[BEGIN]
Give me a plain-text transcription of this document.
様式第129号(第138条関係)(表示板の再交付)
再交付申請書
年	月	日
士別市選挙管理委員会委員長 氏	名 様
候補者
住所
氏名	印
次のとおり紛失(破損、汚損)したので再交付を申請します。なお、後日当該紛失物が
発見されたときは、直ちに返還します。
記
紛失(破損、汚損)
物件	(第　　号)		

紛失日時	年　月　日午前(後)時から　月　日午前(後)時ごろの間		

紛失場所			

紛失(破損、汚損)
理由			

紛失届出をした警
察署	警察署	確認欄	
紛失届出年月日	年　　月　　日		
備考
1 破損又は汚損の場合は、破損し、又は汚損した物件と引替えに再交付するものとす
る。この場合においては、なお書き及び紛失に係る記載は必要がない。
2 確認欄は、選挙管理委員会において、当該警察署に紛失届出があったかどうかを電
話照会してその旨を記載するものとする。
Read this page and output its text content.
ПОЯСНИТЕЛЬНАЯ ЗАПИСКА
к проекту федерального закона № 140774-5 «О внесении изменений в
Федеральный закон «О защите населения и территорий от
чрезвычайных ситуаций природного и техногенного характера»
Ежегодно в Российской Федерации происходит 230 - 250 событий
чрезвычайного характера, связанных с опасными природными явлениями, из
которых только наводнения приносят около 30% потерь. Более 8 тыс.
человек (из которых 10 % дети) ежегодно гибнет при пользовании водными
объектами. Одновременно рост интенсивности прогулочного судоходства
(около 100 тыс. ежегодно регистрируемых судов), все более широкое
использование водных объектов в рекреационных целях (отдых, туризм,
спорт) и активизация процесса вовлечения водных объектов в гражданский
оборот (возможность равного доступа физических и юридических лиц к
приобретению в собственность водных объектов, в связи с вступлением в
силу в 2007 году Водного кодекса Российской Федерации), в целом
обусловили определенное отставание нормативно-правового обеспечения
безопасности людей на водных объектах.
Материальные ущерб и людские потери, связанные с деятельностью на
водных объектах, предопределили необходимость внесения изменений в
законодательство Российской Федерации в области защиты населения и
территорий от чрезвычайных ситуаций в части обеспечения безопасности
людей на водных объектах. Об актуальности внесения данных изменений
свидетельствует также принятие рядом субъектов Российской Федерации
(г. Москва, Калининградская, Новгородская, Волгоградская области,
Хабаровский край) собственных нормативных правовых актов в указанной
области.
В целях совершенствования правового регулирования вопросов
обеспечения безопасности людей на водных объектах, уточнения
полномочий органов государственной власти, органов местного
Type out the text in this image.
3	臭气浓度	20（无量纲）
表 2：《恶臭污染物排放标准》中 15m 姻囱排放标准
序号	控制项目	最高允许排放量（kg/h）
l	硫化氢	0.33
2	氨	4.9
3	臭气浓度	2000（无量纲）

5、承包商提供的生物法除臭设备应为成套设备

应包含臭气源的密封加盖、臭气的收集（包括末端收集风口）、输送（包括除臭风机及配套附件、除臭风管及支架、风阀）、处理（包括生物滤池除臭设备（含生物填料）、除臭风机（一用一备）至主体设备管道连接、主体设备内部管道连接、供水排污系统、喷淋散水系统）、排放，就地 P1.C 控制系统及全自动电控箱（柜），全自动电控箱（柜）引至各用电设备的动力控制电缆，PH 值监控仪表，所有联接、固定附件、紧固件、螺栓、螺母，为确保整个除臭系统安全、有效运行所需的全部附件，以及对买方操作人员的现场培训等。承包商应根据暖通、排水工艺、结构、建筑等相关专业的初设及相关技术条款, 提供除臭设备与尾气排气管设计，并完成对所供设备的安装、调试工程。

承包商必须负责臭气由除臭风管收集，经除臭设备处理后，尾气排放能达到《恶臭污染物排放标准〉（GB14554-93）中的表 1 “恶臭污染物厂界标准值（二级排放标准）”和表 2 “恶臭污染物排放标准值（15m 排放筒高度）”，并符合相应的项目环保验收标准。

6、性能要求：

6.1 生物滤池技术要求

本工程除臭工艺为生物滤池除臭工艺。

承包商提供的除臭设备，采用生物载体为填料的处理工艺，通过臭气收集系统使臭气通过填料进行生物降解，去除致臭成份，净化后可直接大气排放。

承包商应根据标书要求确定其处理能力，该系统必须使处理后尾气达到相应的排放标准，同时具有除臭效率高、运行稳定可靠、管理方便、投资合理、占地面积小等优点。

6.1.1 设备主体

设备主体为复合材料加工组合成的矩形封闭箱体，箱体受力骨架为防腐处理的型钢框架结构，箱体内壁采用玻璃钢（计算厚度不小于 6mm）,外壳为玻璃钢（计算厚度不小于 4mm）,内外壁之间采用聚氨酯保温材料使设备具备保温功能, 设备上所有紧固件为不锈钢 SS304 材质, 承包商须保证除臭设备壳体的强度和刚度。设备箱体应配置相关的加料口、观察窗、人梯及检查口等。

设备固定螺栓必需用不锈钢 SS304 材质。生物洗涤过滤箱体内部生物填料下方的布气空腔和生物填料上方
[END]
[DO THIS]
Look for the word "Федерации" in every line of the listing and copy the lines that have it.

[THE OUTPUT]
Ежегодно в Российской Федерации происходит 230 - 250 событий
силу в 2007 году Водного кодекса Российской Федерации), в целом
законодательство Российской Федерации в области защиты населения и
свидетельствует также принятие рядом субъектов Российской Федерации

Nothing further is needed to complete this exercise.